### [EXERCISE DESCRIPTION]
Check every line of the data below for the word "Login" and say how many have it, without further comment.

---------- MATERIAL SUPPLIED

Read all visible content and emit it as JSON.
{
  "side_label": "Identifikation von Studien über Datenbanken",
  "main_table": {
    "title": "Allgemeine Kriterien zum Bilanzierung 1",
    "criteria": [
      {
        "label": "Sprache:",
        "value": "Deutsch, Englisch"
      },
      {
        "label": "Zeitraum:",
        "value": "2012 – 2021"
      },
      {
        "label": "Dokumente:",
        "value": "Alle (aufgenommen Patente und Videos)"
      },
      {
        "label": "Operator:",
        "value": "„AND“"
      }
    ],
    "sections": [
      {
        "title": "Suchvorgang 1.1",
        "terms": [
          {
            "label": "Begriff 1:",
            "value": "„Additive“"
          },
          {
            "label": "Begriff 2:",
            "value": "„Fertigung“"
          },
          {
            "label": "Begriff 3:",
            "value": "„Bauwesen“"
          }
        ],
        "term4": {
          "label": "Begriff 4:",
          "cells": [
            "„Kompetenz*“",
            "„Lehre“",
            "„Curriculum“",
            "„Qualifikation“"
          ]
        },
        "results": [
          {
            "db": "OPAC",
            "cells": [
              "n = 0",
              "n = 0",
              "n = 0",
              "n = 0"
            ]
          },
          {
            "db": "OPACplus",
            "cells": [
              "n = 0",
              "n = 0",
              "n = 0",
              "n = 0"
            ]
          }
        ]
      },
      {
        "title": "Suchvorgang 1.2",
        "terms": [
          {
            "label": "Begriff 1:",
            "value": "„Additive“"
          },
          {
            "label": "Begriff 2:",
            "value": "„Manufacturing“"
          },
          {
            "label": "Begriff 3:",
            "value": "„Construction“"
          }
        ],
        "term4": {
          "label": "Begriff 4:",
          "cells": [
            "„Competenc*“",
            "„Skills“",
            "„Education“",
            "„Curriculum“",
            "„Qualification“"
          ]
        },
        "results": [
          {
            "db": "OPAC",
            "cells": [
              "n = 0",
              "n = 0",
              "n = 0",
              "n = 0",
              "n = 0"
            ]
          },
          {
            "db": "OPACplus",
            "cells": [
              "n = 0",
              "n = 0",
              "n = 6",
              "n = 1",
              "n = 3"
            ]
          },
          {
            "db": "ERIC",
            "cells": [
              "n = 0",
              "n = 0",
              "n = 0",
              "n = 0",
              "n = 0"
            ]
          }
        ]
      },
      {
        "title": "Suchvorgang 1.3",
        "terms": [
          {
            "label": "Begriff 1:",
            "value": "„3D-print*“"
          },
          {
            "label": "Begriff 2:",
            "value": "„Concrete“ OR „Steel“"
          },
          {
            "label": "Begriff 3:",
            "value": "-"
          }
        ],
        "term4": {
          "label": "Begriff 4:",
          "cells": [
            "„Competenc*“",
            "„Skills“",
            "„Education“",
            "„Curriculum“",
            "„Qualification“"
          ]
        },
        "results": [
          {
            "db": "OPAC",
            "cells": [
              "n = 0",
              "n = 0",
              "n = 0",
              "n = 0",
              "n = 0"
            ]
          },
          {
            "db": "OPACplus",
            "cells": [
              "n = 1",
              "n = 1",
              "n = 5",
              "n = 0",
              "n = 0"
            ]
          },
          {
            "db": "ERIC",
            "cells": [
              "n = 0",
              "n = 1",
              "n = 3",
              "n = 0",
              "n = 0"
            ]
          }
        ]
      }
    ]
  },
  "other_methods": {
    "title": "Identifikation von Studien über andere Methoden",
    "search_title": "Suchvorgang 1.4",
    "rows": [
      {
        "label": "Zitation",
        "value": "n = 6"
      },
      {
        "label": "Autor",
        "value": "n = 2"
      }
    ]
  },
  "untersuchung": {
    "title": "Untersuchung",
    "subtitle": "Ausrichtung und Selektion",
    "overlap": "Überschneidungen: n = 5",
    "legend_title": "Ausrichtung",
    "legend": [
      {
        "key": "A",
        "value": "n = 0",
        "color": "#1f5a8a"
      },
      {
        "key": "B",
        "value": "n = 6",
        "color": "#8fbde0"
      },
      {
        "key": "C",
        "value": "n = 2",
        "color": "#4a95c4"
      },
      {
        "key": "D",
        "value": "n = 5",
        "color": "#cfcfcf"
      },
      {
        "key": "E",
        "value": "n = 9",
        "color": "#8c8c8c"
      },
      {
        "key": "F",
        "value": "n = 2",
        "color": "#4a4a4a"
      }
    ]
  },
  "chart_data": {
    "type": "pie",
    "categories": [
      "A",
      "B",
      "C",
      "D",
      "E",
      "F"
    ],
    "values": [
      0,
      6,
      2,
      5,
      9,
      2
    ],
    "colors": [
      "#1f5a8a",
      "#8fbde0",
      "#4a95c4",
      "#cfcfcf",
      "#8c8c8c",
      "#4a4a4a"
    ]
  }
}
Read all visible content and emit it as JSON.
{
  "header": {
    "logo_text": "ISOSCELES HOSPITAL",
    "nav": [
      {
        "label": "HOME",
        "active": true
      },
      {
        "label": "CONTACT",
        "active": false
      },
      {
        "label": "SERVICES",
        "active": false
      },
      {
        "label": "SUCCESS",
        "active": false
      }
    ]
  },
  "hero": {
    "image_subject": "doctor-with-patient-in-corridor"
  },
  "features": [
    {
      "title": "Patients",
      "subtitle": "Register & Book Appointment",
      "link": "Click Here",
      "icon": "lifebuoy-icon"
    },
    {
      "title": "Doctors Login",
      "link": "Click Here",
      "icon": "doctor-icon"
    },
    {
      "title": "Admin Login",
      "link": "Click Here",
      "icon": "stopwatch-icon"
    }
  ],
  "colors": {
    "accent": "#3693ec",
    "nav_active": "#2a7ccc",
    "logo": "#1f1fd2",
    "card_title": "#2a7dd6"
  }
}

--------------------

### [FINISHED EXERCISE]
2